Give back every line exactly as it appears, pictures excluded.

start Source records

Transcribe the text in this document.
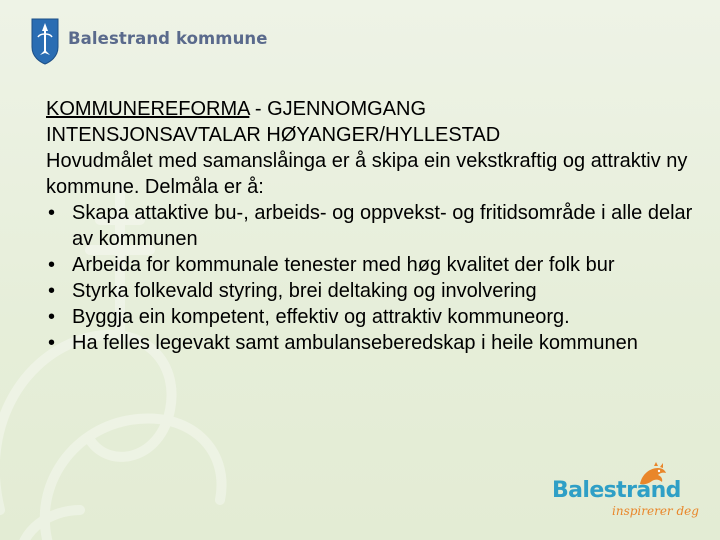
Balestrand kommune
KOMMUNEREFORMA - GJENNOMGANG
INTENSJONSAVTALAR HØYANGER/HYLLESTAD

Hovudmålet med samanslåinga er å skipa ein vekstkraftig og attraktiv ny kommune. Delmåla er å:

• Skapa attaktive bu-, arbeids- og oppvekst- og fritidsområde i alle delar av kommunen
• Arbeida for kommunale tenester med høg kvalitet der folk bur
• Styrka folkevald styring, brei deltaking og involvering
• Byggja ein kompetent, effektiv og attraktiv kommuneorg.
• Ha felles legevakt samt ambulanseberedskap i heile kommunen
Balestrand
inspirerer deg
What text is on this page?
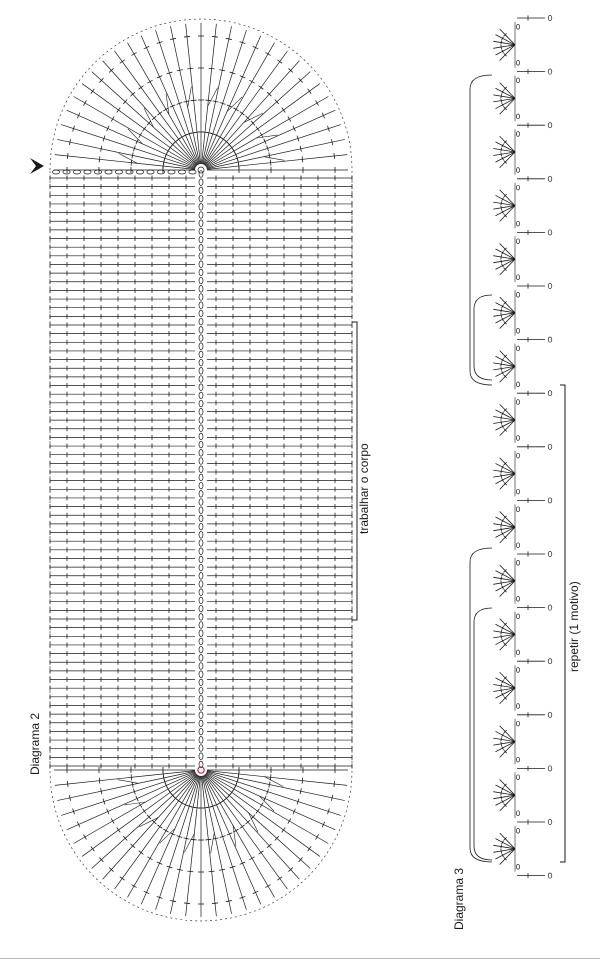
Diagrama 2
trabalhar o corpo
Diagrama 3
repetir (1 motivo)
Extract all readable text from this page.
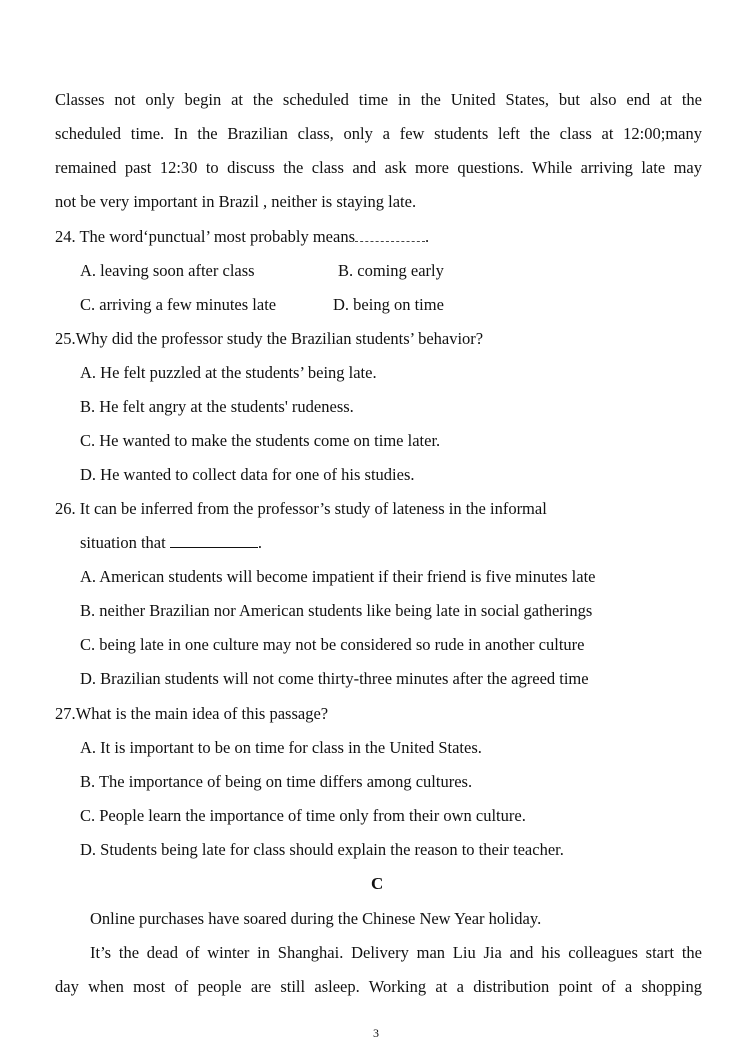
Classes not only begin at the scheduled time in the United States, but also end at the
scheduled time. In the Brazilian class, only a few students left the class at 12:00;many
remained past 12:30 to discuss the class and ask more questions. While arriving late may
not be very important in Brazil , neither is staying late.
24. The word‘punctual’ most probably means	.
A. leaving soon after class	B. coming early
C. arriving a few minutes late	D. being on time
25.Why did the professor study the Brazilian students’ behavior?
A. He felt puzzled at the students’ being late.
B. He felt angry at the students' rudeness.
C. He wanted to make the students come on time later.
D. He wanted to collect data for one of his studies.
26. It can be inferred from the professor’s study of lateness in the informal
situation that	.
A. American students will become impatient if their friend is five minutes late
B. neither Brazilian nor American students like being late in social gatherings
C. being late in one culture may not be considered so rude in another culture
D. Brazilian students will not come thirty-three minutes after the agreed time
27.What is the main idea of this passage?
A. It is important to be on time for class in the United States.
B. The importance of being on time differs among cultures.
C. People learn the importance of time only from their own culture.
D. Students being late for class should explain the reason to their teacher.
C
Online purchases have soared during the Chinese New Year holiday.
It’s the dead of winter in Shanghai. Delivery man Liu Jia and his colleagues start the
day when most of people are still asleep. Working at a distribution point of a shopping
3
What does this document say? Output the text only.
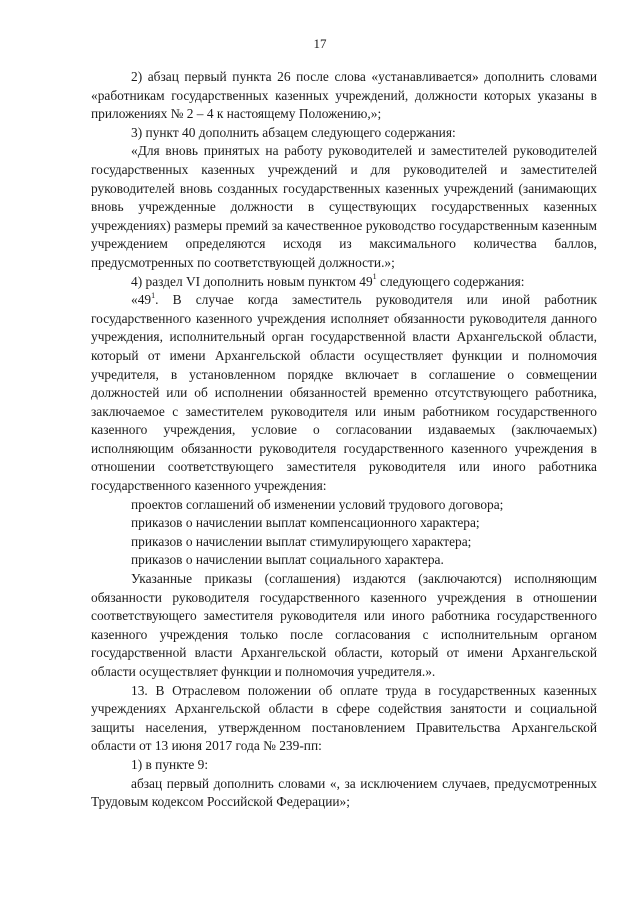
17

2) абзац первый пункта 26 после слова «устанавливается» дополнить словами «работникам государственных казенных учреждений, должности которых указаны в приложениях № 2 – 4 к настоящему Положению,»;

3) пункт 40 дополнить абзацем следующего содержания:

«Для вновь принятых на работу руководителей и заместителей руководителей государственных казенных учреждений и для руководителей и заместителей руководителей вновь созданных государственных казенных учреждений (занимающих вновь учрежденные должности в существующих государственных казенных учреждениях) размеры премий за качественное руководство государственным казенным учреждением определяются исходя из максимального количества баллов, предусмотренных по соответствующей должности.»;

4) раздел VI дополнить новым пунктом $49^1$ следующего содержания:

«$49^1$. В случае когда заместитель руководителя или иной работник государственного казенного учреждения исполняет обязанности руководителя данного учреждения, исполнительный орган государственной власти Архангельской области, который от имени Архангельской области осуществляет функции и полномочия учредителя, в установленном порядке включает в соглашение о совмещении должностей или об исполнении обязанностей временно отсутствующего работника, заключаемое с заместителем руководителя или иным работником государственного казенного учреждения, условие о согласовании издаваемых (заключаемых) исполняющим обязанности руководителя государственного казенного учреждения в отношении соответствующего заместителя руководителя или иного работника государственного казенного учреждения:

проектов соглашений об изменении условий трудового договора;

приказов о начислении выплат компенсационного характера;

приказов о начислении выплат стимулирующего характера;

приказов о начислении выплат социального характера.

Указанные приказы (соглашения) издаются (заключаются) исполняющим обязанности руководителя государственного казенного учреждения в отношении соответствующего заместителя руководителя или иного работника государственного казенного учреждения только после согласования с исполнительным органом государственной власти Архангельской области, который от имени Архангельской области осуществляет функции и полномочия учредителя.».

13. В Отраслевом положении об оплате труда в государственных казенных учреждениях Архангельской области в сфере содействия занятости и социальной защиты населения, утвержденном постановлением Правительства Архангельской области от 13 июня 2017 года № 239-пп:

1) в пункте 9:

абзац первый дополнить словами «, за исключением случаев, предусмотренных Трудовым кодексом Российской Федерации»;
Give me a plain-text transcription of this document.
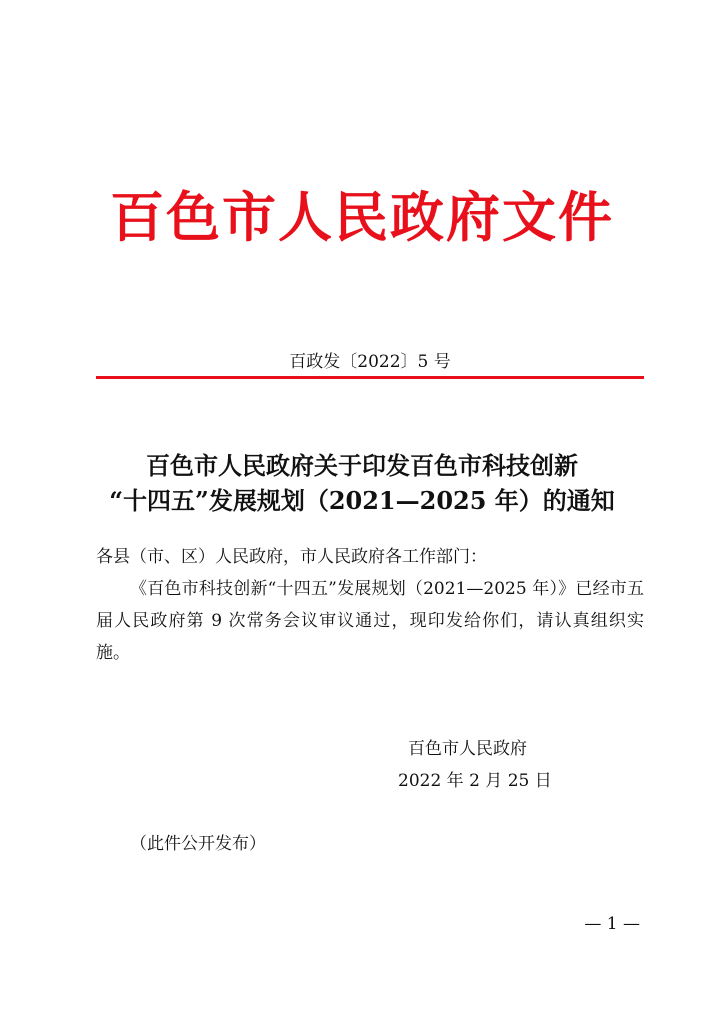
百色市人民政府文件
百政发〔2022〕5 号
百色市人民政府关于印发百色市科技创新
“十四五”发展规划（2021—2025 年）的通知
各县（市、区）人民政府，市人民政府各工作部门：

《百色市科技创新“十四五”发展规划（2021—2025 年）》已经市五届人民政府第 9 次常务会议审议通过，现印发给你们，请认真组织实施。

百色市人民政府
2022 年 2 月 25 日
（此件公开发布）
— 1 —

end Source records

▶ [Exercise output]:
Transcribe the text in this document.
Balestrand kommune
KOMMUNEREFORMA - GJENNOMGANG
INTENSJONSAVTALAR HØYANGER/HYLLESTAD

Hovudmålet med samanslåinga er å skipa ein vekstkraftig og attraktiv ny kommune. Delmåla er å:

• Skapa attaktive bu-, arbeids- og oppvekst- og fritidsområde i alle delar av kommunen
• Arbeida for kommunale tenester med høg kvalitet der folk bur
• Styrka folkevald styring, brei deltaking og involvering
• Byggja ein kompetent, effektiv og attraktiv kommuneorg.
• Ha felles legevakt samt ambulanseberedskap i heile kommunen
Balestrand
inspirerer deg
What text is on this page?
Diagrama 2
trabalhar o corpo
Diagrama 3
repetir (1 motivo)
Extract all readable text from this page.
Classes not only begin at the scheduled time in the United States, but also end at the
scheduled time. In the Brazilian class, only a few students left the class at 12:00;many
remained past 12:30 to discuss the class and ask more questions. While arriving late may
not be very important in Brazil , neither is staying late.
24. The word‘punctual’ most probably means	.
A. leaving soon after class	B. coming early
C. arriving a few minutes late	D. being on time
25.Why did the professor study the Brazilian students’ behavior?
A. He felt puzzled at the students’ being late.
B. He felt angry at the students' rudeness.
C. He wanted to make the students come on time later.
D. He wanted to collect data for one of his studies.
26. It can be inferred from the professor’s study of lateness in the informal
situation that	.
A. American students will become impatient if their friend is five minutes late
B. neither Brazilian nor American students like being late in social gatherings
C. being late in one culture may not be considered so rude in another culture
D. Brazilian students will not come thirty-three minutes after the agreed time
27.What is the main idea of this passage?
A. It is important to be on time for class in the United States.
B. The importance of being on time differs among cultures.
C. People learn the importance of time only from their own culture.
D. Students being late for class should explain the reason to their teacher.
C
Online purchases have soared during the Chinese New Year holiday.
It’s the dead of winter in Shanghai. Delivery man Liu Jia and his colleagues start the
day when most of people are still asleep. Working at a distribution point of a shopping
3
What does this document say? Output the text only.
17

2) абзац первый пункта 26 после слова «устанавливается» дополнить словами «работникам государственных казенных учреждений, должности которых указаны в приложениях № 2 – 4 к настоящему Положению,»;

3) пункт 40 дополнить абзацем следующего содержания:

«Для вновь принятых на работу руководителей и заместителей руководителей государственных казенных учреждений и для руководителей и заместителей руководителей вновь созданных государственных казенных учреждений (занимающих вновь учрежденные должности в существующих государственных казенных учреждениях) размеры премий за качественное руководство государственным казенным учреждением определяются исходя из максимального количества баллов, предусмотренных по соответствующей должности.»;

4) раздел VI дополнить новым пунктом $49^1$ следующего содержания:

«$49^1$. В случае когда заместитель руководителя или иной работник государственного казенного учреждения исполняет обязанности руководителя данного учреждения, исполнительный орган государственной власти Архангельской области, который от имени Архангельской области осуществляет функции и полномочия учредителя, в установленном порядке включает в соглашение о совмещении должностей или об исполнении обязанностей временно отсутствующего работника, заключаемое с заместителем руководителя или иным работником государственного казенного учреждения, условие о согласовании издаваемых (заключаемых) исполняющим обязанности руководителя государственного казенного учреждения в отношении соответствующего заместителя руководителя или иного работника государственного казенного учреждения:

проектов соглашений об изменении условий трудового договора;

приказов о начислении выплат компенсационного характера;

приказов о начислении выплат стимулирующего характера;

приказов о начислении выплат социального характера.

Указанные приказы (соглашения) издаются (заключаются) исполняющим обязанности руководителя государственного казенного учреждения в отношении соответствующего заместителя руководителя или иного работника государственного казенного учреждения только после согласования с исполнительным органом государственной власти Архангельской области, который от имени Архангельской области осуществляет функции и полномочия учредителя.».

13. В Отраслевом положении об оплате труда в государственных казенных учреждениях Архангельской области в сфере содействия занятости и социальной защиты населения, утвержденном постановлением Правительства Архангельской области от 13 июня 2017 года № 239-пп:

1) в пункте 9:

абзац первый дополнить словами «, за исключением случаев, предусмотренных Трудовым кодексом Российской Федерации»;
Give me a plain-text transcription of this document.
百色市人民政府文件
百政发〔2022〕5 号
百色市人民政府关于印发百色市科技创新
“十四五”发展规划（2021—2025 年）的通知
各县（市、区）人民政府，市人民政府各工作部门：

《百色市科技创新“十四五”发展规划（2021—2025 年）》已经市五届人民政府第 9 次常务会议审议通过，现印发给你们，请认真组织实施。

百色市人民政府
2022 年 2 月 25 日
（此件公开发布）
— 1 —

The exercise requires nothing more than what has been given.